### Your objective
Only the number is wanted: tally the lines below that contain the word "label".

### Information provided
——
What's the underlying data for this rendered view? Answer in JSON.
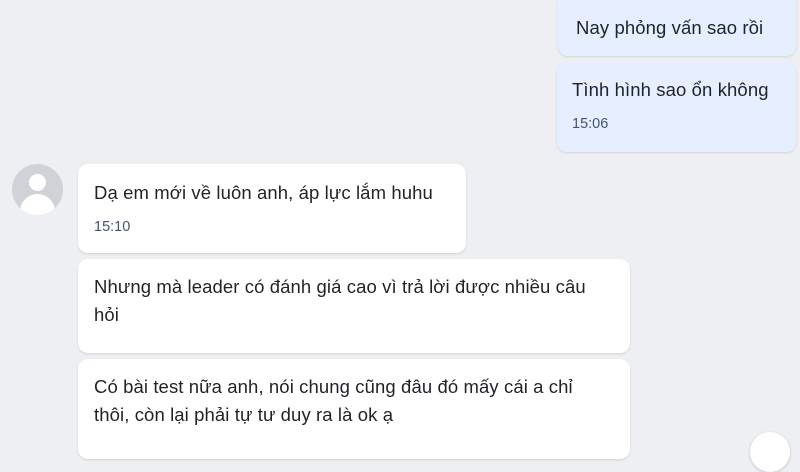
{
  "messages": [
    {
      "direction": "out",
      "text": "Nay phỏng vấn sao rồi",
      "time": ""
    },
    {
      "direction": "out",
      "text": "Tình hình sao ổn không",
      "time": "15:06"
    },
    {
      "direction": "in",
      "text": "Dạ em mới về luôn anh, áp lực lắm huhu",
      "time": "15:10"
    },
    {
      "direction": "in",
      "text": "Nhưng mà leader có đánh giá cao vì trả lời được nhiều câu hỏi",
      "time": ""
    },
    {
      "direction": "in",
      "text": "Có bài test nữa anh, nói chung cũng đâu đó mấy cái a chỉ thôi, còn lại phải tự tư duy ra là ok ạ",
      "time": ""
    }
  ],
  "contact": {
    "avatar_icon": "default-user-avatar-icon"
  },
  "colors": {
    "background": "#eeeff2",
    "outgoing_bubble": "#e5efff",
    "incoming_bubble": "#ffffff",
    "time_text": "#44546a"
  }
}
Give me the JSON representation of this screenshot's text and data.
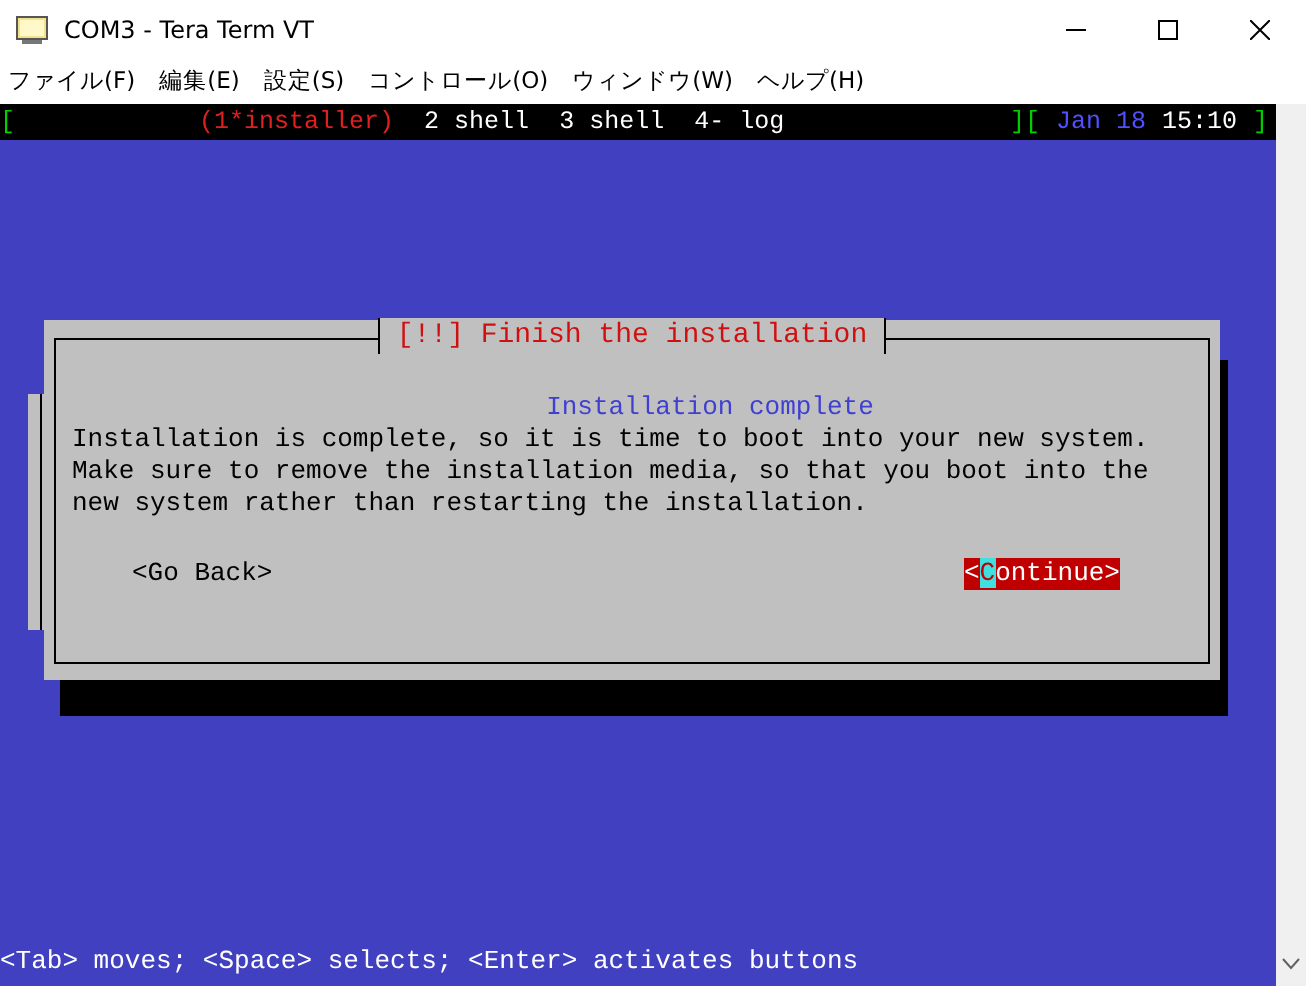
{
  "window": {
    "title": "COM3 - Tera Term VT"
  },
  "menu": [
    "ファイル(F)",
    "編集(E)",
    "設定(S)",
    "コントロール(O)",
    "ウィンドウ(W)",
    "ヘルプ(H)"
  ],
  "status_line": {
    "brackets": [
      "[",
      "][",
      "]"
    ],
    "windows": [
      {
        "label": "(1*installer)",
        "selected": true
      },
      {
        "label": "2 shell",
        "selected": false
      },
      {
        "label": "3 shell",
        "selected": false
      },
      {
        "label": "4- log",
        "selected": false
      }
    ],
    "date": "Jan 18",
    "time": "15:10"
  },
  "dialog": {
    "title": "[!!] Finish the installation",
    "heading": "Installation complete",
    "message_lines": [
      "Installation is complete, so it is time to boot into your new system.",
      "Make sure to remove the installation media, so that you boot into the",
      "new system rather than restarting the installation."
    ],
    "buttons": [
      {
        "label": "<Go Back>",
        "selected": false
      },
      {
        "label": "<Continue>",
        "selected": true
      }
    ]
  },
  "help_line": "<Tab> moves; <Space> selects; <Enter> activates buttons"
}
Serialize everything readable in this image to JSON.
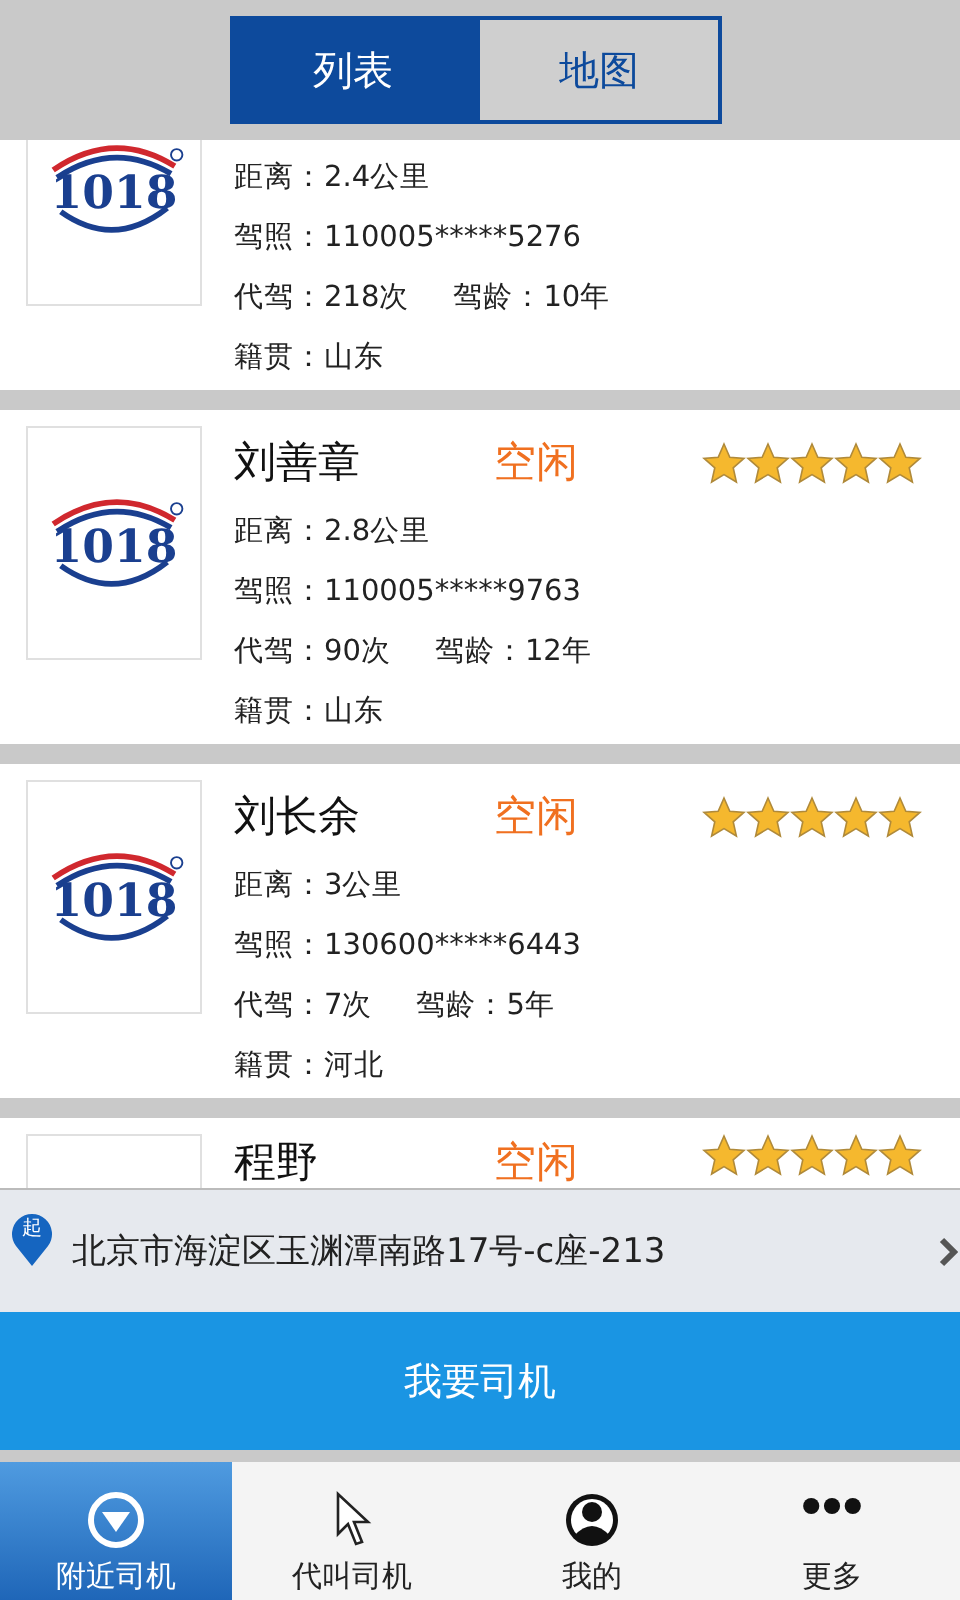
——
### Output for this task
6